To do:
Repeat every record below exactly, leaving out the pictures.

Provided material:
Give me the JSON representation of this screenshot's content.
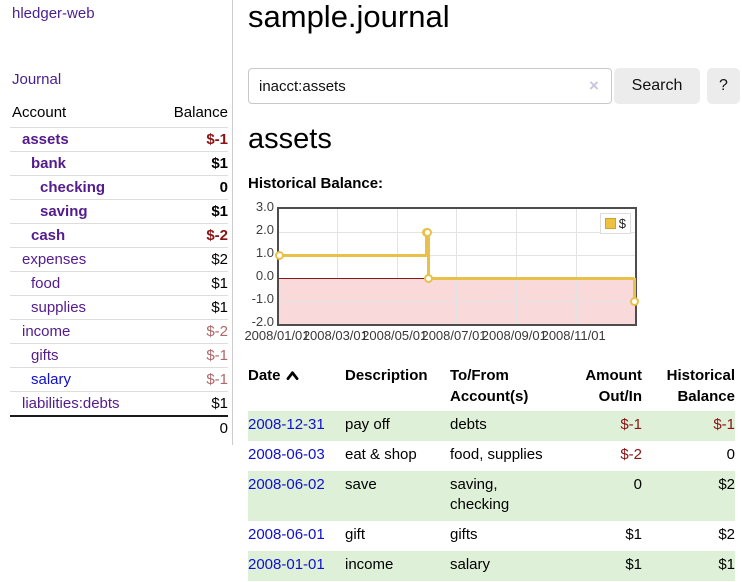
{
  "app_title": "hledger-web",
  "sidebar": {
    "journal_link": "Journal",
    "accounts": {
      "header_account": "Account",
      "header_balance": "Balance",
      "rows": [
        {
          "name": "assets",
          "balance": "$-1",
          "depth": 0,
          "matched": true,
          "link_color": "purple",
          "balance_tone": "negative"
        },
        {
          "name": "bank",
          "balance": "$1",
          "depth": 1,
          "matched": true,
          "link_color": "purple",
          "balance_tone": "normal"
        },
        {
          "name": "checking",
          "balance": "0",
          "depth": 2,
          "matched": true,
          "link_color": "purple",
          "balance_tone": "normal"
        },
        {
          "name": "saving",
          "balance": "$1",
          "depth": 2,
          "matched": true,
          "link_color": "purple",
          "balance_tone": "normal"
        },
        {
          "name": "cash",
          "balance": "$-2",
          "depth": 1,
          "matched": true,
          "link_color": "purple",
          "balance_tone": "negative"
        },
        {
          "name": "expenses",
          "balance": "$2",
          "depth": 0,
          "matched": false,
          "link_color": "purple",
          "balance_tone": "normal"
        },
        {
          "name": "food",
          "balance": "$1",
          "depth": 1,
          "matched": false,
          "link_color": "purple",
          "balance_tone": "normal"
        },
        {
          "name": "supplies",
          "balance": "$1",
          "depth": 1,
          "matched": false,
          "link_color": "purple",
          "balance_tone": "normal"
        },
        {
          "name": "income",
          "balance": "$-2",
          "depth": 0,
          "matched": false,
          "link_color": "purple",
          "balance_tone": "negative-muted"
        },
        {
          "name": "gifts",
          "balance": "$-1",
          "depth": 1,
          "matched": false,
          "link_color": "purple",
          "balance_tone": "negative-muted"
        },
        {
          "name": "salary",
          "balance": "$-1",
          "depth": 1,
          "matched": false,
          "link_color": "blue",
          "balance_tone": "negative-muted"
        },
        {
          "name": "liabilities:debts",
          "balance": "$1",
          "depth": 0,
          "matched": false,
          "link_color": "purple",
          "balance_tone": "normal"
        }
      ],
      "total": "0"
    }
  },
  "main": {
    "title": "sample.journal",
    "search": {
      "value": "inacct:assets",
      "clear_icon": "×",
      "search_button": "Search",
      "help_button": "?"
    },
    "account_heading": "assets",
    "chart_label": "Historical Balance:",
    "register": {
      "headers": {
        "date": "Date",
        "description": "Description",
        "accounts": "To/From\nAccount(s)",
        "amount": "Amount\nOut/In",
        "balance": "Historical\nBalance"
      },
      "rows": [
        {
          "date": "2008-12-31",
          "description": "pay off",
          "accounts": "debts",
          "amount": "$-1",
          "amount_tone": "negative",
          "balance": "$-1",
          "balance_tone": "negative",
          "highlight": true
        },
        {
          "date": "2008-06-03",
          "description": "eat & shop",
          "accounts": "food, supplies",
          "amount": "$-2",
          "amount_tone": "negative",
          "balance": "0",
          "balance_tone": "normal",
          "highlight": false
        },
        {
          "date": "2008-06-02",
          "description": "save",
          "accounts": "saving,\nchecking",
          "amount": "0",
          "amount_tone": "normal",
          "balance": "$2",
          "balance_tone": "normal",
          "highlight": true
        },
        {
          "date": "2008-06-01",
          "description": "gift",
          "accounts": "gifts",
          "amount": "$1",
          "amount_tone": "normal",
          "balance": "$2",
          "balance_tone": "normal",
          "highlight": false
        },
        {
          "date": "2008-01-01",
          "description": "income",
          "accounts": "salary",
          "amount": "$1",
          "amount_tone": "normal",
          "balance": "$1",
          "balance_tone": "normal",
          "highlight": true
        }
      ]
    }
  },
  "chart_data": {
    "type": "line",
    "title": "Historical Balance:",
    "step": true,
    "series": [
      {
        "name": "$",
        "color": "#edc240",
        "points": [
          [
            "2008-01-01",
            1
          ],
          [
            "2008-06-01",
            2
          ],
          [
            "2008-06-02",
            2
          ],
          [
            "2008-06-03",
            0
          ],
          [
            "2008-12-31",
            -1
          ]
        ]
      }
    ],
    "x_ticks": [
      "2008/01/01",
      "2008/03/01",
      "2008/05/01",
      "2008/07/01",
      "2008/09/01",
      "2008/11/01"
    ],
    "y_ticks": [
      3.0,
      2.0,
      1.0,
      0.0,
      -1.0,
      -2.0
    ],
    "xlim": [
      "2008-01-01",
      "2009-01-01"
    ],
    "ylim": [
      -2,
      3
    ],
    "grid": true,
    "legend_position": "top-right",
    "negative_region": true,
    "colors": {
      "line": "#edc240",
      "negative_fill": "#f9d9d9",
      "zero_line": "#8c1717",
      "border": "#4d4d4d"
    }
  },
  "colors": {
    "purple_link": "#541b8c",
    "blue_link": "#0f10cf",
    "negative": "#8b1212",
    "negative_muted": "#b06767",
    "row_highlight": "#dff0d8",
    "accent_gold": "#edc240"
  }
}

Solution:
Give me the JSON representation of this screenshot's content.
{
  "app_title": "hledger-web",
  "sidebar": {
    "journal_link": "Journal",
    "accounts": {
      "header_account": "Account",
      "header_balance": "Balance",
      "rows": [
        {
          "name": "assets",
          "balance": "$-1",
          "depth": 0,
          "matched": true,
          "link_color": "purple",
          "balance_tone": "negative"
        },
        {
          "name": "bank",
          "balance": "$1",
          "depth": 1,
          "matched": true,
          "link_color": "purple",
          "balance_tone": "normal"
        },
        {
          "name": "checking",
          "balance": "0",
          "depth": 2,
          "matched": true,
          "link_color": "purple",
          "balance_tone": "normal"
        },
        {
          "name": "saving",
          "balance": "$1",
          "depth": 2,
          "matched": true,
          "link_color": "purple",
          "balance_tone": "normal"
        },
        {
          "name": "cash",
          "balance": "$-2",
          "depth": 1,
          "matched": true,
          "link_color": "purple",
          "balance_tone": "negative"
        },
        {
          "name": "expenses",
          "balance": "$2",
          "depth": 0,
          "matched": false,
          "link_color": "purple",
          "balance_tone": "normal"
        },
        {
          "name": "food",
          "balance": "$1",
          "depth": 1,
          "matched": false,
          "link_color": "purple",
          "balance_tone": "normal"
        },
        {
          "name": "supplies",
          "balance": "$1",
          "depth": 1,
          "matched": false,
          "link_color": "purple",
          "balance_tone": "normal"
        },
        {
          "name": "income",
          "balance": "$-2",
          "depth": 0,
          "matched": false,
          "link_color": "purple",
          "balance_tone": "negative-muted"
        },
        {
          "name": "gifts",
          "balance": "$-1",
          "depth": 1,
          "matched": false,
          "link_color": "purple",
          "balance_tone": "negative-muted"
        },
        {
          "name": "salary",
          "balance": "$-1",
          "depth": 1,
          "matched": false,
          "link_color": "blue",
          "balance_tone": "negative-muted"
        },
        {
          "name": "liabilities:debts",
          "balance": "$1",
          "depth": 0,
          "matched": false,
          "link_color": "purple",
          "balance_tone": "normal"
        }
      ],
      "total": "0"
    }
  },
  "main": {
    "title": "sample.journal",
    "search": {
      "value": "inacct:assets",
      "clear_icon": "×",
      "search_button": "Search",
      "help_button": "?"
    },
    "account_heading": "assets",
    "chart_label": "Historical Balance:",
    "register": {
      "headers": {
        "date": "Date",
        "description": "Description",
        "accounts": "To/From\nAccount(s)",
        "amount": "Amount\nOut/In",
        "balance": "Historical\nBalance"
      },
      "rows": [
        {
          "date": "2008-12-31",
          "description": "pay off",
          "accounts": "debts",
          "amount": "$-1",
          "amount_tone": "negative",
          "balance": "$-1",
          "balance_tone": "negative",
          "highlight": true
        },
        {
          "date": "2008-06-03",
          "description": "eat & shop",
          "accounts": "food, supplies",
          "amount": "$-2",
          "amount_tone": "negative",
          "balance": "0",
          "balance_tone": "normal",
          "highlight": false
        },
        {
          "date": "2008-06-02",
          "description": "save",
          "accounts": "saving,\nchecking",
          "amount": "0",
          "amount_tone": "normal",
          "balance": "$2",
          "balance_tone": "normal",
          "highlight": true
        },
        {
          "date": "2008-06-01",
          "description": "gift",
          "accounts": "gifts",
          "amount": "$1",
          "amount_tone": "normal",
          "balance": "$2",
          "balance_tone": "normal",
          "highlight": false
        },
        {
          "date": "2008-01-01",
          "description": "income",
          "accounts": "salary",
          "amount": "$1",
          "amount_tone": "normal",
          "balance": "$1",
          "balance_tone": "normal",
          "highlight": true
        }
      ]
    }
  },
  "chart_data": {
    "type": "line",
    "title": "Historical Balance:",
    "step": true,
    "series": [
      {
        "name": "$",
        "color": "#edc240",
        "points": [
          [
            "2008-01-01",
            1
          ],
          [
            "2008-06-01",
            2
          ],
          [
            "2008-06-02",
            2
          ],
          [
            "2008-06-03",
            0
          ],
          [
            "2008-12-31",
            -1
          ]
        ]
      }
    ],
    "x_ticks": [
      "2008/01/01",
      "2008/03/01",
      "2008/05/01",
      "2008/07/01",
      "2008/09/01",
      "2008/11/01"
    ],
    "y_ticks": [
      3.0,
      2.0,
      1.0,
      0.0,
      -1.0,
      -2.0
    ],
    "xlim": [
      "2008-01-01",
      "2009-01-01"
    ],
    "ylim": [
      -2,
      3
    ],
    "grid": true,
    "legend_position": "top-right",
    "negative_region": true,
    "colors": {
      "line": "#edc240",
      "negative_fill": "#f9d9d9",
      "zero_line": "#8c1717",
      "border": "#4d4d4d"
    }
  },
  "colors": {
    "purple_link": "#541b8c",
    "blue_link": "#0f10cf",
    "negative": "#8b1212",
    "negative_muted": "#b06767",
    "row_highlight": "#dff0d8",
    "accent_gold": "#edc240"
  }
}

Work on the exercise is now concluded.